_Instruction:_ Write out the material again exactly, please, and omit the pictures.

[Stored records]
+--

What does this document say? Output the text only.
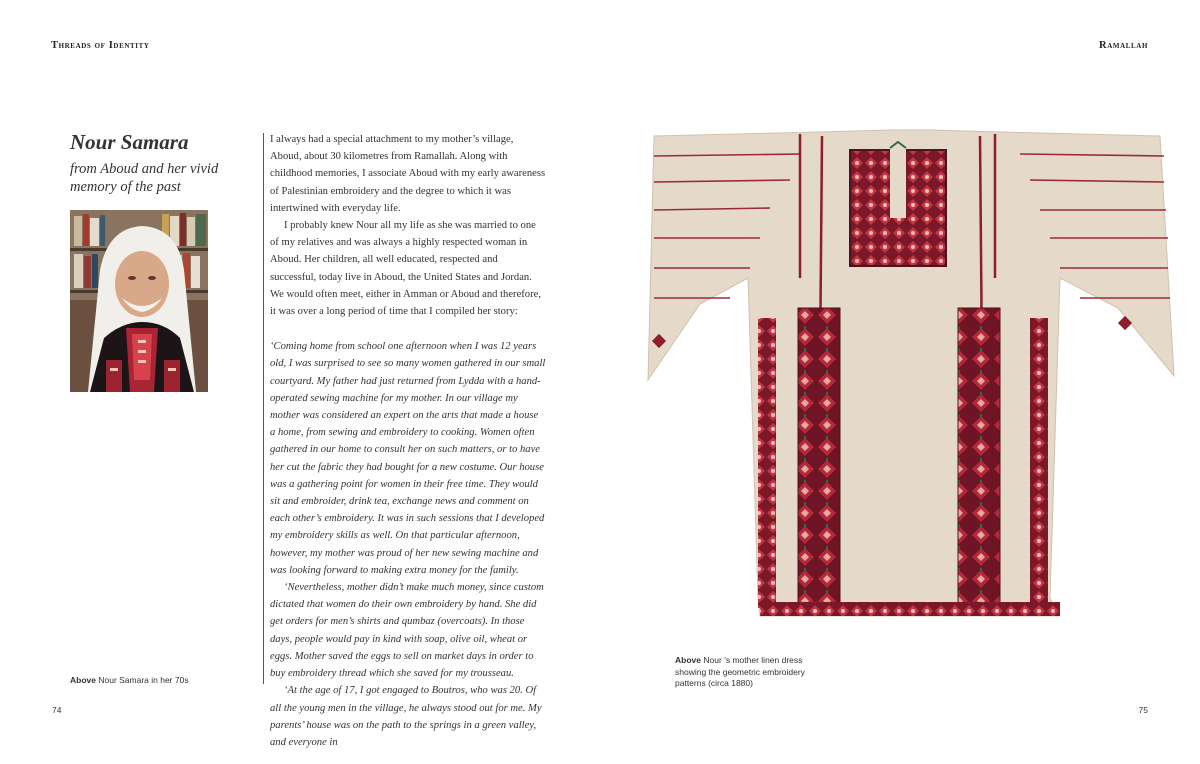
Threads of Identity	Ramallah
Nour Samara
from Aboud and her vivid memory of the past
Above Nour Samara in her 70s

I always had a special attachment to my mother’s village, Aboud, about 30 kilometres from Ramallah. Along with childhood memories, I associate Aboud with my early awareness of Palestinian embroidery and the degree to which it was intertwined with everyday life.

I probably knew Nour all my life as she was married to one of my relatives and was always a highly respected woman in Aboud. Her children, all well educated, respected and successful, today live in Aboud, the United States and Jordan. We would often meet, either in Amman or Aboud and therefore, it was over a long period of time that I compiled her story:

‘Coming home from school one afternoon when I was 12 years old, I was surprised to see so many women gathered in our small courtyard. My father had just returned from Lydda with a hand-operated sewing machine for my mother. In our village my mother was considered an expert on the arts that made a house a home, from sewing and embroidery to cooking. Women often gathered in our home to consult her on such matters, or to have her cut the fabric they had bought for a new costume. Our house was a gathering point for women in their free time. They would sit and embroider, drink tea, exchange news and comment on each other’s embroidery. It was in such sessions that I developed my embroidery skills as well. On that particular afternoon, however, my mother was proud of her new sewing machine and was looking forward to making extra money for the family.

‘Nevertheless, mother didn’t make much money, since custom dictated that women do their own embroidery by hand. She did get orders for men’s shirts and qumbaz (overcoats). In those days, people would pay in kind with soap, olive oil, wheat or eggs. Mother saved the eggs to sell on market days in order to buy embroidery thread which she saved for my trousseau.

‘At the age of 17, I got engaged to Boutros, who was 20. Of all the young men in the village, he always stood out for me. My parents’ house was on the path to the springs in a green valley, and everyone in

Above Nour ’s mother linen dress showing the geometric embroidery patterns (circa 1880)
74	75
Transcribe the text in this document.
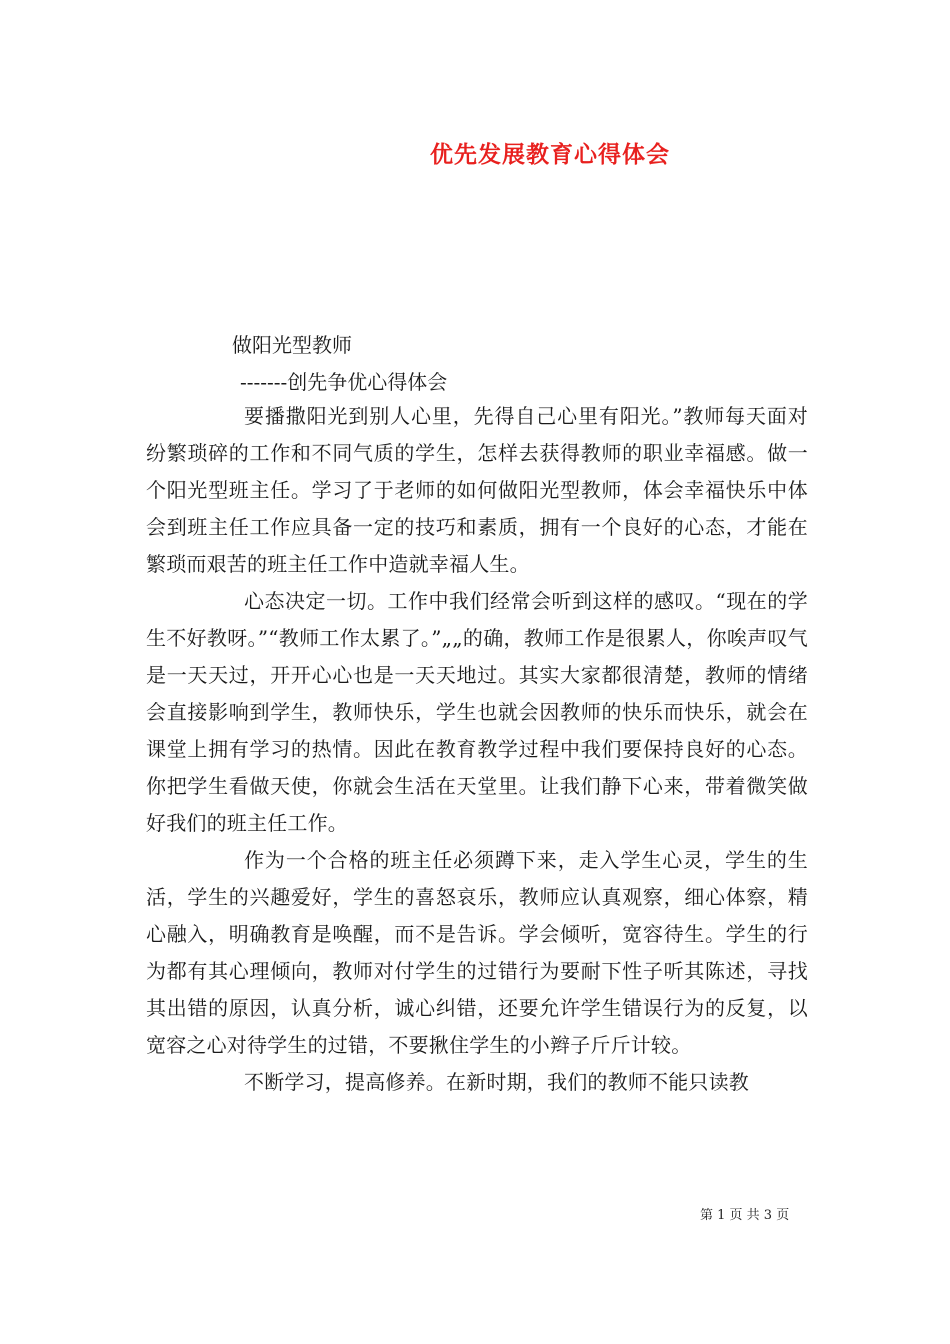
优先发展教育心得体会
做阳光型教师
-------创先争优心得体会

要播撒阳光到别人心里，先得自己心里有阳光。”教师每天面对纷繁琐碎的工作和不同气质的学生，怎样去获得教师的职业幸福感。做一个阳光型班主任。学习了于老师的如何做阳光型教师，体会幸福快乐中体会到班主任工作应具备一定的技巧和素质，拥有一个良好的心态，才能在繁琐而艰苦的班主任工作中造就幸福人生。

心态决定一切。工作中我们经常会听到这样的感叹。“现在的学生不好教呀。”“教师工作太累了。”„„的确，教师工作是很累人，你唉声叹气是一天天过，开开心心也是一天天地过。其实大家都很清楚，教师的情绪会直接影响到学生，教师快乐，学生也就会因教师的快乐而快乐，就会在课堂上拥有学习的热情。因此在教育教学过程中我们要保持良好的心态。你把学生看做天使，你就会生活在天堂里。让我们静下心来，带着微笑做好我们的班主任工作。

作为一个合格的班主任必须蹲下来，走入学生心灵，学生的生活，学生的兴趣爱好，学生的喜怒哀乐，教师应认真观察，细心体察，精心融入，明确教育是唤醒，而不是告诉。学会倾听，宽容待生。学生的行为都有其心理倾向，教师对付学生的过错行为要耐下性子听其陈述，寻找其出错的原因，认真分析，诚心纠错，还要允许学生错误行为的反复，以宽容之心对待学生的过错，不要揪住学生的小辫子斤斤计较。

不断学习，提高修养。在新时期，我们的教师不能只读教

第 1 页 共 3 页
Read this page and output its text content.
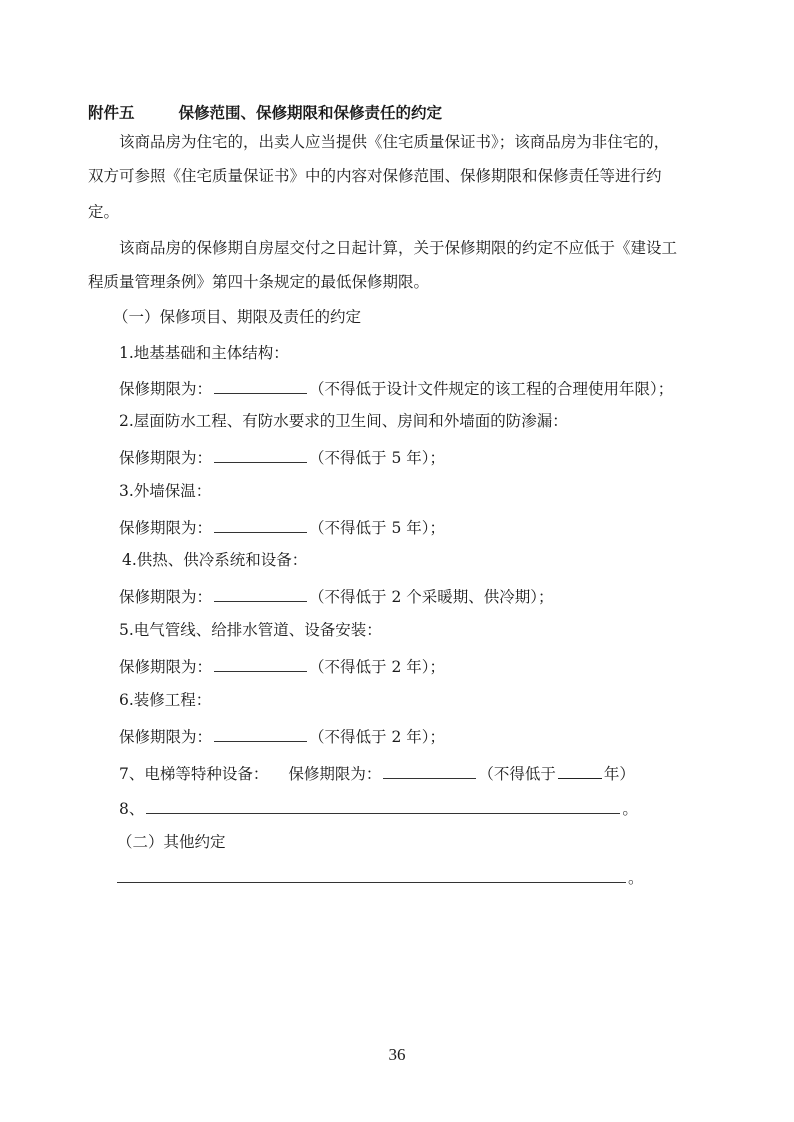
附件五	保修范围、保修期限和保修责任的约定
该商品房为住宅的，出卖人应当提供《住宅质量保证书》；该商品房为非住宅的，
双方可参照《住宅质量保证书》中的内容对保修范围、保修期限和保修责任等进行约
定。
该商品房的保修期自房屋交付之日起计算，关于保修期限的约定不应低于《建设工
程质量管理条例》第四十条规定的最低保修期限。
（一）保修项目、期限及责任的约定
1.地基基础和主体结构：
保修期限为：	（不得低于设计文件规定的该工程的合理使用年限）；
2.屋面防水工程、有防水要求的卫生间、房间和外墙面的防渗漏：
保修期限为：	（不得低于 5 年）；
3.外墙保温：
保修期限为：	（不得低于 5 年）；
4.供热、供冷系统和设备：
保修期限为：	（不得低于 2 个采暖期、供冷期）；
5.电气管线、给排水管道、设备安装：
保修期限为：	（不得低于 2 年）；
6.装修工程：
保修期限为：	（不得低于 2 年）；
7、电梯等特种设备： 保修期限为：	（不得低于	年）
8、	。
（二）其他约定
。
36
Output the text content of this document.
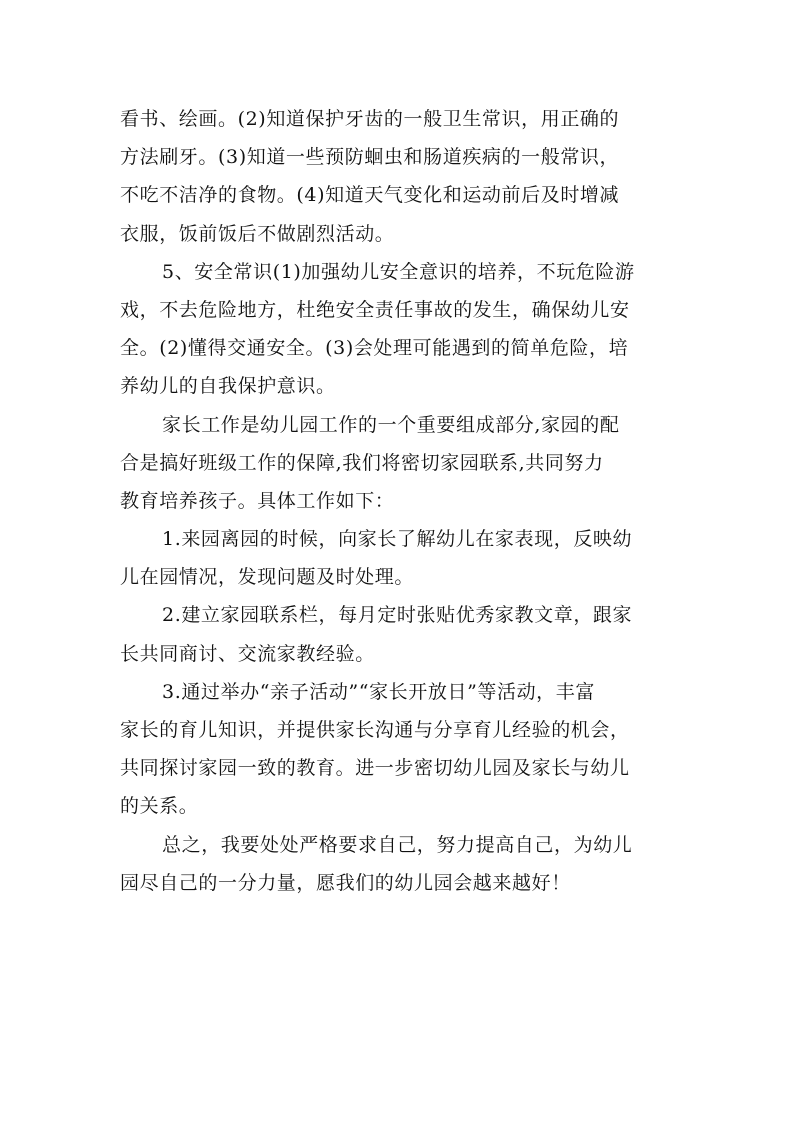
看书、绘画。(2)知道保护牙齿的一般卫生常识，用正确的
方法刷牙。(3)知道一些预防蛔虫和肠道疾病的一般常识，
不吃不洁净的食物。(4)知道天气变化和运动前后及时增减
衣服，饭前饭后不做剧烈活动。
5、安全常识(1)加强幼儿安全意识的培养，不玩危险游
戏，不去危险地方，杜绝安全责任事故的发生，确保幼儿安
全。(2)懂得交通安全。(3)会处理可能遇到的简单危险，培
养幼儿的自我保护意识。
家长工作是幼儿园工作的一个重要组成部分,家园的配
合是搞好班级工作的保障,我们将密切家园联系,共同努力
教育培养孩子。具体工作如下：
1.来园离园的时候，向家长了解幼儿在家表现，反映幼
儿在园情况，发现问题及时处理。
2.建立家园联系栏，每月定时张贴优秀家教文章，跟家
长共同商讨、交流家教经验。
3.通过举办“亲子活动”“家长开放日”等活动，丰富
家长的育儿知识，并提供家长沟通与分享育儿经验的机会，
共同探讨家园一致的教育。进一步密切幼儿园及家长与幼儿
的关系。
总之，我要处处严格要求自己，努力提高自己，为幼儿
园尽自己的一分力量，愿我们的幼儿园会越来越好！
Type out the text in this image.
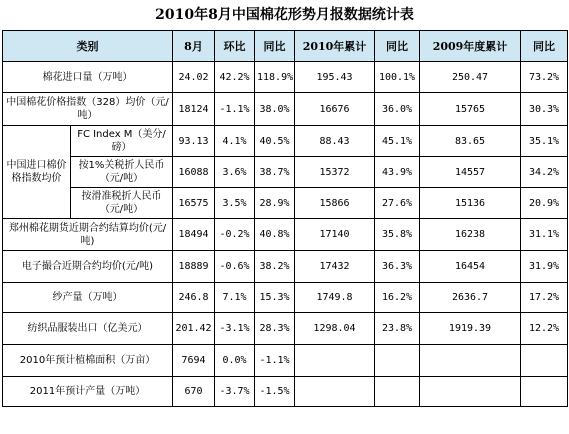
2010年8月中国棉花形势月报数据统计表
类别		8月	环比	同比	2010年累计	同比	2009年度累计	同比
棉花进口量（万吨）		24.02	42.2%	118.9%	195.43	100.1%	250.47	73.2%
中国棉花价格指数（328）均价（元/吨）		18124	-1.1%	38.0%	16676	36.0%	15765	30.3%
中国进口棉价格指数均价	FC Index M（美分/磅）	93.13	4.1%	40.5%	88.43	45.1%	83.65	35.1%
	按1%关税折人民币（元/吨）	16088	3.6%	38.7%	15372	43.9%	14557	34.2%
	按滑准税折人民币（元/吨）	16575	3.5%	28.9%	15866	27.6%	15136	20.9%
郑州棉花期货近期合约结算均价(元/吨)		18494	-0.2%	40.8%	17140	35.8%	16238	31.1%
电子撮合近期合约均价(元/吨)		18889	-0.6%	38.2%	17432	36.3%	16454	31.9%
纱产量（万吨）		246.8	7.1%	15.3%	1749.8	16.2%	2636.7	17.2%
纺织品服装出口（亿美元）		201.42	-3.1%	28.3%	1298.04	23.8%	1919.39	12.2%
2010年预计植棉面积（万亩）		7694	0.0%	-1.1%				
2011年预计产量（万吨）		670	-3.7%	-1.5%				
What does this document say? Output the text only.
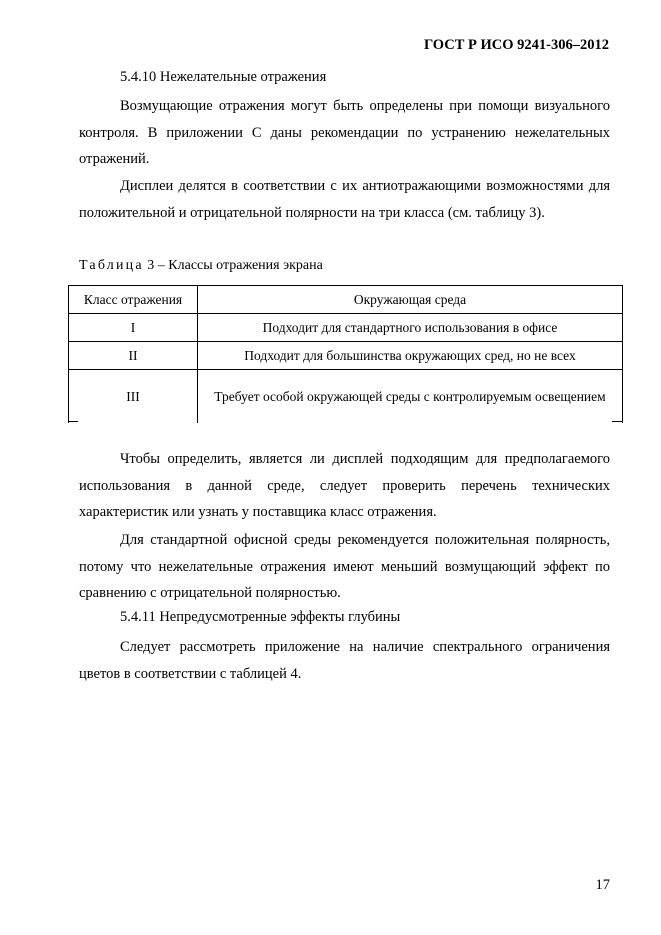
ГОСТ Р ИСО 9241-306–2012

5.4.10 Нежелательные отражения

Возмущающие отражения могут быть определены при помощи визуального контроля. В приложении C даны рекомендации по устранению нежелательных отражений.

Дисплеи делятся в соответствии с их антиотражающими возможностями для положительной и отрицательной полярности на три класса (см. таблицу 3).

Таблица 3 – Классы отражения экрана
Класс отражения	Окружающая среда
I	Подходит для стандартного использования в офисе
II	Подходит для большинства окружающих сред, но не всех
III	Требует особой окружающей среды с контролируемым освещением

Чтобы определить, является ли дисплей подходящим для предполагаемого использования в данной среде, следует проверить перечень технических характеристик или узнать у поставщика класс отражения.

Для стандартной офисной среды рекомендуется положительная полярность, потому что нежелательные отражения имеют меньший возмущающий эффект по сравнению с отрицательной полярностью.

5.4.11 Непредусмотренные эффекты глубины

Следует рассмотреть приложение на наличие спектрального ограничения цветов в соответствии с таблицей 4.

17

+--

_Answer to this task:_
What does this document say? Output the text only.
Threads of Identity	Ramallah
Nour Samara
from Aboud and her vivid memory of the past
Above Nour Samara in her 70s

I always had a special attachment to my mother’s village, Aboud, about 30 kilometres from Ramallah. Along with childhood memories, I associate Aboud with my early awareness of Palestinian embroidery and the degree to which it was intertwined with everyday life.

I probably knew Nour all my life as she was married to one of my relatives and was always a highly respected woman in Aboud. Her children, all well educated, respected and successful, today live in Aboud, the United States and Jordan. We would often meet, either in Amman or Aboud and therefore, it was over a long period of time that I compiled her story:

‘Coming home from school one afternoon when I was 12 years old, I was surprised to see so many women gathered in our small courtyard. My father had just returned from Lydda with a hand-operated sewing machine for my mother. In our village my mother was considered an expert on the arts that made a house a home, from sewing and embroidery to cooking. Women often gathered in our home to consult her on such matters, or to have her cut the fabric they had bought for a new costume. Our house was a gathering point for women in their free time. They would sit and embroider, drink tea, exchange news and comment on each other’s embroidery. It was in such sessions that I developed my embroidery skills as well. On that particular afternoon, however, my mother was proud of her new sewing machine and was looking forward to making extra money for the family.

‘Nevertheless, mother didn’t make much money, since custom dictated that women do their own embroidery by hand. She did get orders for men’s shirts and qumbaz (overcoats). In those days, people would pay in kind with soap, olive oil, wheat or eggs. Mother saved the eggs to sell on market days in order to buy embroidery thread which she saved for my trousseau.

‘At the age of 17, I got engaged to Boutros, who was 20. Of all the young men in the village, he always stood out for me. My parents’ house was on the path to the springs in a green valley, and everyone in

Above Nour ’s mother linen dress showing the geometric embroidery patterns (circa 1880)
74	75
Transcribe the text in this document.
优先发展教育心得体会
做阳光型教师
-------创先争优心得体会

要播撒阳光到别人心里，先得自己心里有阳光。”教师每天面对纷繁琐碎的工作和不同气质的学生，怎样去获得教师的职业幸福感。做一个阳光型班主任。学习了于老师的如何做阳光型教师，体会幸福快乐中体会到班主任工作应具备一定的技巧和素质，拥有一个良好的心态，才能在繁琐而艰苦的班主任工作中造就幸福人生。

心态决定一切。工作中我们经常会听到这样的感叹。“现在的学生不好教呀。”“教师工作太累了。”„„的确，教师工作是很累人，你唉声叹气是一天天过，开开心心也是一天天地过。其实大家都很清楚，教师的情绪会直接影响到学生，教师快乐，学生也就会因教师的快乐而快乐，就会在课堂上拥有学习的热情。因此在教育教学过程中我们要保持良好的心态。你把学生看做天使，你就会生活在天堂里。让我们静下心来，带着微笑做好我们的班主任工作。

作为一个合格的班主任必须蹲下来，走入学生心灵，学生的生活，学生的兴趣爱好，学生的喜怒哀乐，教师应认真观察，细心体察，精心融入，明确教育是唤醒，而不是告诉。学会倾听，宽容待生。学生的行为都有其心理倾向，教师对付学生的过错行为要耐下性子听其陈述，寻找其出错的原因，认真分析，诚心纠错，还要允许学生错误行为的反复，以宽容之心对待学生的过错，不要揪住学生的小辫子斤斤计较。

不断学习，提高修养。在新时期，我们的教师不能只读教

第 1 页 共 3 页
Read this page and output its text content.
附件五	保修范围、保修期限和保修责任的约定
该商品房为住宅的，出卖人应当提供《住宅质量保证书》；该商品房为非住宅的，
双方可参照《住宅质量保证书》中的内容对保修范围、保修期限和保修责任等进行约
定。
该商品房的保修期自房屋交付之日起计算，关于保修期限的约定不应低于《建设工
程质量管理条例》第四十条规定的最低保修期限。
（一）保修项目、期限及责任的约定
1.地基基础和主体结构：
保修期限为：	（不得低于设计文件规定的该工程的合理使用年限）；
2.屋面防水工程、有防水要求的卫生间、房间和外墙面的防渗漏：
保修期限为：	（不得低于 5 年）；
3.外墙保温：
保修期限为：	（不得低于 5 年）；
4.供热、供冷系统和设备：
保修期限为：	（不得低于 2 个采暖期、供冷期）；
5.电气管线、给排水管道、设备安装：
保修期限为：	（不得低于 2 年）；
6.装修工程：
保修期限为：	（不得低于 2 年）；
7、电梯等特种设备： 保修期限为：	（不得低于	年）
8、	。
（二）其他约定
。
36
Output the text content of this document.
看书、绘画。(2)知道保护牙齿的一般卫生常识，用正确的
方法刷牙。(3)知道一些预防蛔虫和肠道疾病的一般常识，
不吃不洁净的食物。(4)知道天气变化和运动前后及时增减
衣服，饭前饭后不做剧烈活动。
5、安全常识(1)加强幼儿安全意识的培养，不玩危险游
戏，不去危险地方，杜绝安全责任事故的发生，确保幼儿安
全。(2)懂得交通安全。(3)会处理可能遇到的简单危险，培
养幼儿的自我保护意识。
家长工作是幼儿园工作的一个重要组成部分,家园的配
合是搞好班级工作的保障,我们将密切家园联系,共同努力
教育培养孩子。具体工作如下：
1.来园离园的时候，向家长了解幼儿在家表现，反映幼
儿在园情况，发现问题及时处理。
2.建立家园联系栏，每月定时张贴优秀家教文章，跟家
长共同商讨、交流家教经验。
3.通过举办“亲子活动”“家长开放日”等活动，丰富
家长的育儿知识，并提供家长沟通与分享育儿经验的机会，
共同探讨家园一致的教育。进一步密切幼儿园及家长与幼儿
的关系。
总之，我要处处严格要求自己，努力提高自己，为幼儿
园尽自己的一分力量，愿我们的幼儿园会越来越好！
Type out the text in this image.
2010年8月中国棉花形势月报数据统计表
类别		8月	环比	同比	2010年累计	同比	2009年度累计	同比
棉花进口量（万吨）		24.02	42.2%	118.9%	195.43	100.1%	250.47	73.2%
中国棉花价格指数（328）均价（元/吨）		18124	-1.1%	38.0%	16676	36.0%	15765	30.3%
中国进口棉价格指数均价	FC Index M（美分/磅）	93.13	4.1%	40.5%	88.43	45.1%	83.65	35.1%
	按1%关税折人民币（元/吨）	16088	3.6%	38.7%	15372	43.9%	14557	34.2%
	按滑准税折人民币（元/吨）	16575	3.5%	28.9%	15866	27.6%	15136	20.9%
郑州棉花期货近期合约结算均价(元/吨)		18494	-0.2%	40.8%	17140	35.8%	16238	31.1%
电子撮合近期合约均价(元/吨)		18889	-0.6%	38.2%	17432	36.3%	16454	31.9%
纱产量（万吨）		246.8	7.1%	15.3%	1749.8	16.2%	2636.7	17.2%
纺织品服装出口（亿美元）		201.42	-3.1%	28.3%	1298.04	23.8%	1919.39	12.2%
2010年预计植棉面积（万亩）		7694	0.0%	-1.1%				
2011年预计产量（万吨）		670	-3.7%	-1.5%				
What does this document say? Output the text only.
ГОСТ Р ИСО 9241-306–2012

5.4.10 Нежелательные отражения

Возмущающие отражения могут быть определены при помощи визуального контроля. В приложении C даны рекомендации по устранению нежелательных отражений.

Дисплеи делятся в соответствии с их антиотражающими возможностями для положительной и отрицательной полярности на три класса (см. таблицу 3).

Таблица 3 – Классы отражения экрана
Класс отражения	Окружающая среда
I	Подходит для стандартного использования в офисе
II	Подходит для большинства окружающих сред, но не всех
III	Требует особой окружающей среды с контролируемым освещением

Чтобы определить, является ли дисплей подходящим для предполагаемого использования в данной среде, следует проверить перечень технических характеристик или узнать у поставщика класс отражения.

Для стандартной офисной среды рекомендуется положительная полярность, потому что нежелательные отражения имеют меньший возмущающий эффект по сравнению с отрицательной полярностью.

5.4.11 Непредусмотренные эффекты глубины

Следует рассмотреть приложение на наличие спектрального ограничения цветов в соответствии с таблицей 4.

17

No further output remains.